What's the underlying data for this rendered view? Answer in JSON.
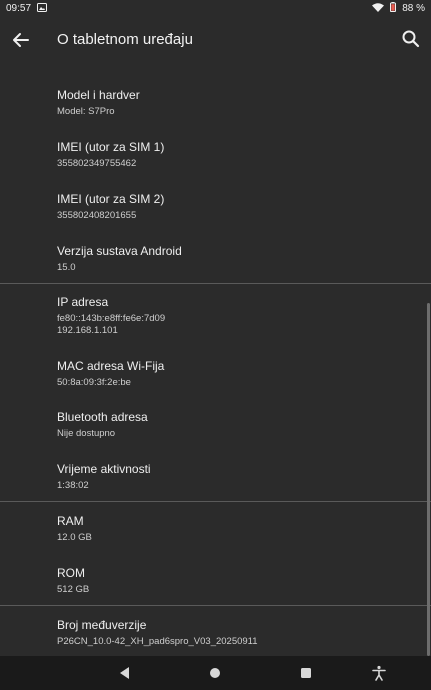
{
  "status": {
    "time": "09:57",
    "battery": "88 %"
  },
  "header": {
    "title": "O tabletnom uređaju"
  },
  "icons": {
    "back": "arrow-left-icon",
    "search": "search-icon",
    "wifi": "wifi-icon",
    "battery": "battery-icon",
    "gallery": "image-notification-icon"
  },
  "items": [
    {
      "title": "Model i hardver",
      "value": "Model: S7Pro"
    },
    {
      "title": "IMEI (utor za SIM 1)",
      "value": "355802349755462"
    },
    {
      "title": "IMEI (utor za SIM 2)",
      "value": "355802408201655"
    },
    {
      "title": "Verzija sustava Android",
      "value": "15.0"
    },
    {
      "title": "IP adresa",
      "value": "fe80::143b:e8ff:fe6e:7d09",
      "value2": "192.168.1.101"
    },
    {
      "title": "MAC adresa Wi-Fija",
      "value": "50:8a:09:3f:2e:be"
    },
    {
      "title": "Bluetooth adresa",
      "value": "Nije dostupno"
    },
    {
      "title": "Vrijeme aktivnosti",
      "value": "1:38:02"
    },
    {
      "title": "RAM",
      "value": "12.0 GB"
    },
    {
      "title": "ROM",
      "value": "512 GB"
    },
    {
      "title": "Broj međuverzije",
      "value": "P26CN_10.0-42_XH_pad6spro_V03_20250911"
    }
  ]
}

__________

Using the listing above, pick out each line that contains the word "adresa", then copy it.

      "title": "IP adresa",
      "title": "MAC adresa Wi-Fija",
      "title": "Bluetooth adresa",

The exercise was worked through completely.